EXCERPTED DATA >>

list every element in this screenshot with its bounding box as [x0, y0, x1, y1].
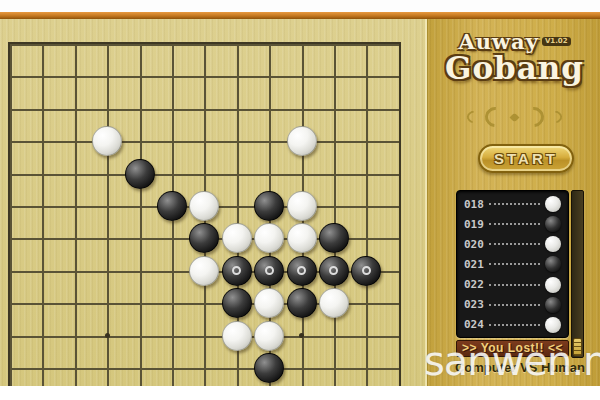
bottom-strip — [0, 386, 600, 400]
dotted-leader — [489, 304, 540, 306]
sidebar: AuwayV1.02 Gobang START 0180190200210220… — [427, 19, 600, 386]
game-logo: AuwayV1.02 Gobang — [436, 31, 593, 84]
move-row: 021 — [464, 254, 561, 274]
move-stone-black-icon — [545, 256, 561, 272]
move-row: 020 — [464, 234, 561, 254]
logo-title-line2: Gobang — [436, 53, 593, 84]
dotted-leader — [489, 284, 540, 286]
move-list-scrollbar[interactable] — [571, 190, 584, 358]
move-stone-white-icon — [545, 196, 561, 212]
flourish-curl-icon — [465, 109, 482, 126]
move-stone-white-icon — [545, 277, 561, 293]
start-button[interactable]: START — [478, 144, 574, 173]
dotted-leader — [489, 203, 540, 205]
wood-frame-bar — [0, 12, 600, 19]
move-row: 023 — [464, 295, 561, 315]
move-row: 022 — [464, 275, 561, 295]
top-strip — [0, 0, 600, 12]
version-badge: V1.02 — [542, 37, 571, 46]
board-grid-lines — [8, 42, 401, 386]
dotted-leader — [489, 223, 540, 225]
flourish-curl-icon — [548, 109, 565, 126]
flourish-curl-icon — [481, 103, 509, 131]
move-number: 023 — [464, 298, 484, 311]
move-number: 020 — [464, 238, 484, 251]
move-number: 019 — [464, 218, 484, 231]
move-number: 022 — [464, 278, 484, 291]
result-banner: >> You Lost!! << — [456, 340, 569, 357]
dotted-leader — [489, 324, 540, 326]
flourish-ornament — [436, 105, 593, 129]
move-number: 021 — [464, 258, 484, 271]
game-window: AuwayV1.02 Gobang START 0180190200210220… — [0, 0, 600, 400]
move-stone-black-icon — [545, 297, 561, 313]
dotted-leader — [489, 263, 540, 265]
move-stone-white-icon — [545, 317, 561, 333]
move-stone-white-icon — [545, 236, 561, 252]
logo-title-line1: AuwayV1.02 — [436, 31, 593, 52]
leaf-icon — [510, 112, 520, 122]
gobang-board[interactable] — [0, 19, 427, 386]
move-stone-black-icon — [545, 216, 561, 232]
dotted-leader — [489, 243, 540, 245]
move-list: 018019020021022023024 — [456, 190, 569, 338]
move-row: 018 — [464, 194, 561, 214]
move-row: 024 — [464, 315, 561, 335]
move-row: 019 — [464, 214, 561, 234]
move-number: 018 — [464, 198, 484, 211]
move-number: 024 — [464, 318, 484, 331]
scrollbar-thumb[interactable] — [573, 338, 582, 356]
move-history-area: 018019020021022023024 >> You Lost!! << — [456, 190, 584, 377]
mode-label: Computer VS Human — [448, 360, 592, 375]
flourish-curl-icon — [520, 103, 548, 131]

TASK GOAL >> Rewrite every line of the records above as a numbered list, skipping any blank lines and leaving out the pictures.

CORRECT RESULT >>
1. list every element in this screenshot with its bounding box as [x0, y0, x1, y1].
2. bottom-strip — [0, 386, 600, 400]
3. dotted-leader — [489, 304, 540, 306]
4. sidebar: AuwayV1.02 Gobang START 0180190200210220… — [427, 19, 600, 386]
5. game-logo: AuwayV1.02 Gobang — [436, 31, 593, 84]
6. move-row: 021 — [464, 254, 561, 274]
7. move-stone-black-icon — [545, 256, 561, 272]
8. move-row: 020 — [464, 234, 561, 254]
9. logo-title-line2: Gobang — [436, 53, 593, 84]
10. dotted-leader — [489, 284, 540, 286]
11. move-list-scrollbar[interactable] — [571, 190, 584, 358]
12. move-stone-white-icon — [545, 196, 561, 212]
13. flourish-curl-icon — [465, 109, 482, 126]
14. move-stone-white-icon — [545, 277, 561, 293]
15. start-button[interactable]: START — [478, 144, 574, 173]
16. dotted-leader — [489, 203, 540, 205]
17. wood-frame-bar — [0, 12, 600, 19]
18. move-row: 023 — [464, 295, 561, 315]
19. move-row: 022 — [464, 275, 561, 295]
20. top-strip — [0, 0, 600, 12]
21. version-badge: V1.02 — [542, 37, 571, 46]
22. board-grid-lines — [8, 42, 401, 386]
23. dotted-leader — [489, 223, 540, 225]
24. flourish-curl-icon — [548, 109, 565, 126]
25. flourish-curl-icon — [481, 103, 509, 131]
26. move-number: 023 — [464, 298, 484, 311]
27. move-number: 020 — [464, 238, 484, 251]
28. move-number: 019 — [464, 218, 484, 231]
29. move-number: 022 — [464, 278, 484, 291]
30. result-banner: >> You Lost!! << — [456, 340, 569, 357]
31. dotted-leader — [489, 324, 540, 326]
32. flourish-ornament — [436, 105, 593, 129]
33. move-number: 021 — [464, 258, 484, 271]
34. game-window: AuwayV1.02 Gobang START 0180190200210220… — [0, 0, 600, 400]
35. move-stone-black-icon — [545, 297, 561, 313]
36. dotted-leader — [489, 263, 540, 265]
37. move-stone-white-icon — [545, 317, 561, 333]
38. move-stone-white-icon — [545, 236, 561, 252]
39. logo-title-line1: AuwayV1.02 — [436, 31, 593, 52]
40. leaf-icon — [510, 112, 520, 122]
41. gobang-board[interactable] — [0, 19, 427, 386]
42. move-stone-black-icon — [545, 216, 561, 232]
43. dotted-leader — [489, 243, 540, 245]
44. move-list: 018019020021022023024 — [456, 190, 569, 338]
45. move-row: 018 — [464, 194, 561, 214]
46. move-row: 024 — [464, 315, 561, 335]
47. move-row: 019 — [464, 214, 561, 234]
48. move-number: 018 — [464, 198, 484, 211]
49. move-number: 024 — [464, 318, 484, 331]
50. scrollbar-thumb[interactable] — [573, 338, 582, 356]
51. move-history-area: 018019020021022023024 >> You Lost!! << — [456, 190, 584, 377]
52. mode-label: Computer VS Human — [448, 360, 592, 375]
53. flourish-curl-icon — [520, 103, 548, 131]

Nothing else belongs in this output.